What you need to do: Repeat the listing in full, word for word.

Data entries for graphics:

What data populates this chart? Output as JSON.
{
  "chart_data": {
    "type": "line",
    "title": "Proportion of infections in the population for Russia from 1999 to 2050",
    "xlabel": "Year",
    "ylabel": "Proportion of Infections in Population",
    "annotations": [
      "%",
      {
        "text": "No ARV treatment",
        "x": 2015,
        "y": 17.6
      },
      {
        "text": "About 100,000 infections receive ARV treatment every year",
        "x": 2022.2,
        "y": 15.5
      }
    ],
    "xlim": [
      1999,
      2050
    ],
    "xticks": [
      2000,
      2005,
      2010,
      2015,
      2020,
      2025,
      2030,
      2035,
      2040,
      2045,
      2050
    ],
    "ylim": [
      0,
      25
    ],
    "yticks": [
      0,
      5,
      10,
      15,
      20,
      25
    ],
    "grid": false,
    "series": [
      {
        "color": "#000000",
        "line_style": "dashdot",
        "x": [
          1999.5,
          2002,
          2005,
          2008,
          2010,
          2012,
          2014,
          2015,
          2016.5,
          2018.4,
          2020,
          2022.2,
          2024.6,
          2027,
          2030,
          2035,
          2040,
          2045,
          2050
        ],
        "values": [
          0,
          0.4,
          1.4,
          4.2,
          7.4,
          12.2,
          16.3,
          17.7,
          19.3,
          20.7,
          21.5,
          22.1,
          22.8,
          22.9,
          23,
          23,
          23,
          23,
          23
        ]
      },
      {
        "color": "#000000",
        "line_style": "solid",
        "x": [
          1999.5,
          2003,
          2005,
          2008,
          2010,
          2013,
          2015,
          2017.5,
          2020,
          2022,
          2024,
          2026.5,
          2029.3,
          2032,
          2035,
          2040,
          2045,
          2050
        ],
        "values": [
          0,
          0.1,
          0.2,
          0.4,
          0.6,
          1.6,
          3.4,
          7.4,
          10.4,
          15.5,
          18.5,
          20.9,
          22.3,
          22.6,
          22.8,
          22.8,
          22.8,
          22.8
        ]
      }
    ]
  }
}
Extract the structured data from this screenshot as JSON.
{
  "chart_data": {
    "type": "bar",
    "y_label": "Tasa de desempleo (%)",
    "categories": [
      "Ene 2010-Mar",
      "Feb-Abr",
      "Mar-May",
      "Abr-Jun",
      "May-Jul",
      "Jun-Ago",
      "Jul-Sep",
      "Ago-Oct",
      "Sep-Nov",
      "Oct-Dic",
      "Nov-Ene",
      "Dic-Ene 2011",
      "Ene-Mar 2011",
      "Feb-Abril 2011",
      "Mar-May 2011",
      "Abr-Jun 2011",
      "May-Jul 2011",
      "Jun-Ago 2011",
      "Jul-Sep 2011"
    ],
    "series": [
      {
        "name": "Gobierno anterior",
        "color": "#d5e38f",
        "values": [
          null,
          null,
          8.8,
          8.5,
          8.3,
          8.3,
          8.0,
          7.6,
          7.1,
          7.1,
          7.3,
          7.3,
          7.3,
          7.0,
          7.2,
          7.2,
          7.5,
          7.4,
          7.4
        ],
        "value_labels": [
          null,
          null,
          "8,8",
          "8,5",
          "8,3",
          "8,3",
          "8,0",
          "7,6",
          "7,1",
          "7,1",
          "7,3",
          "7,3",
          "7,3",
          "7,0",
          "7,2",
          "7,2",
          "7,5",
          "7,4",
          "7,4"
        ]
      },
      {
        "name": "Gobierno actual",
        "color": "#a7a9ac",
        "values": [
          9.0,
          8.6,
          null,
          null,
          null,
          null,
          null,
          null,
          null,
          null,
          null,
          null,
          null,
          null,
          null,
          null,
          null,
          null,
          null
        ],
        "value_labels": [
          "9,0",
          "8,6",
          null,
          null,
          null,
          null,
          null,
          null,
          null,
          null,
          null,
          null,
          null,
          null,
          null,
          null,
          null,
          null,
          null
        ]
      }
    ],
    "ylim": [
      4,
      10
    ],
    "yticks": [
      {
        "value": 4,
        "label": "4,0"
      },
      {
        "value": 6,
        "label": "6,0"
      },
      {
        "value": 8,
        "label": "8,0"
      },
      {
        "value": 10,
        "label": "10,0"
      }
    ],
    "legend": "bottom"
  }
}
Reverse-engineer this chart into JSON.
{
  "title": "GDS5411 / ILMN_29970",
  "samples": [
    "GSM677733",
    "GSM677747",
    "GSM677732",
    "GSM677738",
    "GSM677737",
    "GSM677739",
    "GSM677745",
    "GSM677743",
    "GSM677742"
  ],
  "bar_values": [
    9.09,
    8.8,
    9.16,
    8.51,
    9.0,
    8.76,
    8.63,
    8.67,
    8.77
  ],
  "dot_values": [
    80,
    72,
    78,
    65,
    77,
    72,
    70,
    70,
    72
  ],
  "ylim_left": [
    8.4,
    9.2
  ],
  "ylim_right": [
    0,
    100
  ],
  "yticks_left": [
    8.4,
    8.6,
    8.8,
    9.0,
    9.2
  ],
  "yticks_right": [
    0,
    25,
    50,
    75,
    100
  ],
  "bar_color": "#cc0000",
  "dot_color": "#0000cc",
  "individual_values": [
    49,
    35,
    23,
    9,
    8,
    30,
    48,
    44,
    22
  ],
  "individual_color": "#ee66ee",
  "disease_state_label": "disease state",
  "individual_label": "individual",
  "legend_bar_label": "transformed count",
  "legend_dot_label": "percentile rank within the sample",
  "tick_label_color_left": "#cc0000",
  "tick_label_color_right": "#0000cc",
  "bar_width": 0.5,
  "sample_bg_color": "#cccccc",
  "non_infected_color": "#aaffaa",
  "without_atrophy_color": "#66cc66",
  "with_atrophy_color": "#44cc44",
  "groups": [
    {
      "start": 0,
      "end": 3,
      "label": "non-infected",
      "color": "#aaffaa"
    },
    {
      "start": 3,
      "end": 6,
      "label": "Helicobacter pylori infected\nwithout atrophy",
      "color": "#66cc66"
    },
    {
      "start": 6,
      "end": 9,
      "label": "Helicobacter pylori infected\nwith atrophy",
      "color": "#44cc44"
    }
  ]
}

Answer to this problem:
What data populates this chart? Output as JSON.
{
  "chart_data": {
    "type": "line",
    "title": "Proportion of infections in the population for Russia from 1999 to 2050",
    "xlabel": "Year",
    "ylabel": "Proportion of Infections in Population",
    "annotations": [
      "%",
      {
        "text": "No ARV treatment",
        "x": 2015,
        "y": 17.6
      },
      {
        "text": "About 100,000 infections receive ARV treatment every year",
        "x": 2022.2,
        "y": 15.5
      }
    ],
    "xlim": [
      1999,
      2050
    ],
    "xticks": [
      2000,
      2005,
      2010,
      2015,
      2020,
      2025,
      2030,
      2035,
      2040,
      2045,
      2050
    ],
    "ylim": [
      0,
      25
    ],
    "yticks": [
      0,
      5,
      10,
      15,
      20,
      25
    ],
    "grid": false,
    "series": [
      {
        "color": "#000000",
        "line_style": "dashdot",
        "x": [
          1999.5,
          2002,
          2005,
          2008,
          2010,
          2012,
          2014,
          2015,
          2016.5,
          2018.4,
          2020,
          2022.2,
          2024.6,
          2027,
          2030,
          2035,
          2040,
          2045,
          2050
        ],
        "values": [
          0,
          0.4,
          1.4,
          4.2,
          7.4,
          12.2,
          16.3,
          17.7,
          19.3,
          20.7,
          21.5,
          22.1,
          22.8,
          22.9,
          23,
          23,
          23,
          23,
          23
        ]
      },
      {
        "color": "#000000",
        "line_style": "solid",
        "x": [
          1999.5,
          2003,
          2005,
          2008,
          2010,
          2013,
          2015,
          2017.5,
          2020,
          2022,
          2024,
          2026.5,
          2029.3,
          2032,
          2035,
          2040,
          2045,
          2050
        ],
        "values": [
          0,
          0.1,
          0.2,
          0.4,
          0.6,
          1.6,
          3.4,
          7.4,
          10.4,
          15.5,
          18.5,
          20.9,
          22.3,
          22.6,
          22.8,
          22.8,
          22.8,
          22.8
        ]
      }
    ]
  }
}
Extract the structured data from this screenshot as JSON.
{
  "chart_data": {
    "type": "bar",
    "y_label": "Tasa de desempleo (%)",
    "categories": [
      "Ene 2010-Mar",
      "Feb-Abr",
      "Mar-May",
      "Abr-Jun",
      "May-Jul",
      "Jun-Ago",
      "Jul-Sep",
      "Ago-Oct",
      "Sep-Nov",
      "Oct-Dic",
      "Nov-Ene",
      "Dic-Ene 2011",
      "Ene-Mar 2011",
      "Feb-Abril 2011",
      "Mar-May 2011",
      "Abr-Jun 2011",
      "May-Jul 2011",
      "Jun-Ago 2011",
      "Jul-Sep 2011"
    ],
    "series": [
      {
        "name": "Gobierno anterior",
        "color": "#d5e38f",
        "values": [
          null,
          null,
          8.8,
          8.5,
          8.3,
          8.3,
          8.0,
          7.6,
          7.1,
          7.1,
          7.3,
          7.3,
          7.3,
          7.0,
          7.2,
          7.2,
          7.5,
          7.4,
          7.4
        ],
        "value_labels": [
          null,
          null,
          "8,8",
          "8,5",
          "8,3",
          "8,3",
          "8,0",
          "7,6",
          "7,1",
          "7,1",
          "7,3",
          "7,3",
          "7,3",
          "7,0",
          "7,2",
          "7,2",
          "7,5",
          "7,4",
          "7,4"
        ]
      },
      {
        "name": "Gobierno actual",
        "color": "#a7a9ac",
        "values": [
          9.0,
          8.6,
          null,
          null,
          null,
          null,
          null,
          null,
          null,
          null,
          null,
          null,
          null,
          null,
          null,
          null,
          null,
          null,
          null
        ],
        "value_labels": [
          "9,0",
          "8,6",
          null,
          null,
          null,
          null,
          null,
          null,
          null,
          null,
          null,
          null,
          null,
          null,
          null,
          null,
          null,
          null,
          null
        ]
      }
    ],
    "ylim": [
      4,
      10
    ],
    "yticks": [
      {
        "value": 4,
        "label": "4,0"
      },
      {
        "value": 6,
        "label": "6,0"
      },
      {
        "value": 8,
        "label": "8,0"
      },
      {
        "value": 10,
        "label": "10,0"
      }
    ],
    "legend": "bottom"
  }
}
Reverse-engineer this chart into JSON.
{
  "title": "GDS5411 / ILMN_29970",
  "samples": [
    "GSM677733",
    "GSM677747",
    "GSM677732",
    "GSM677738",
    "GSM677737",
    "GSM677739",
    "GSM677745",
    "GSM677743",
    "GSM677742"
  ],
  "bar_values": [
    9.09,
    8.8,
    9.16,
    8.51,
    9.0,
    8.76,
    8.63,
    8.67,
    8.77
  ],
  "dot_values": [
    80,
    72,
    78,
    65,
    77,
    72,
    70,
    70,
    72
  ],
  "ylim_left": [
    8.4,
    9.2
  ],
  "ylim_right": [
    0,
    100
  ],
  "yticks_left": [
    8.4,
    8.6,
    8.8,
    9.0,
    9.2
  ],
  "yticks_right": [
    0,
    25,
    50,
    75,
    100
  ],
  "bar_color": "#cc0000",
  "dot_color": "#0000cc",
  "individual_values": [
    49,
    35,
    23,
    9,
    8,
    30,
    48,
    44,
    22
  ],
  "individual_color": "#ee66ee",
  "disease_state_label": "disease state",
  "individual_label": "individual",
  "legend_bar_label": "transformed count",
  "legend_dot_label": "percentile rank within the sample",
  "tick_label_color_left": "#cc0000",
  "tick_label_color_right": "#0000cc",
  "bar_width": 0.5,
  "sample_bg_color": "#cccccc",
  "non_infected_color": "#aaffaa",
  "without_atrophy_color": "#66cc66",
  "with_atrophy_color": "#44cc44",
  "groups": [
    {
      "start": 0,
      "end": 3,
      "label": "non-infected",
      "color": "#aaffaa"
    },
    {
      "start": 3,
      "end": 6,
      "label": "Helicobacter pylori infected\nwithout atrophy",
      "color": "#66cc66"
    },
    {
      "start": 6,
      "end": 9,
      "label": "Helicobacter pylori infected\nwith atrophy",
      "color": "#44cc44"
    }
  ]
}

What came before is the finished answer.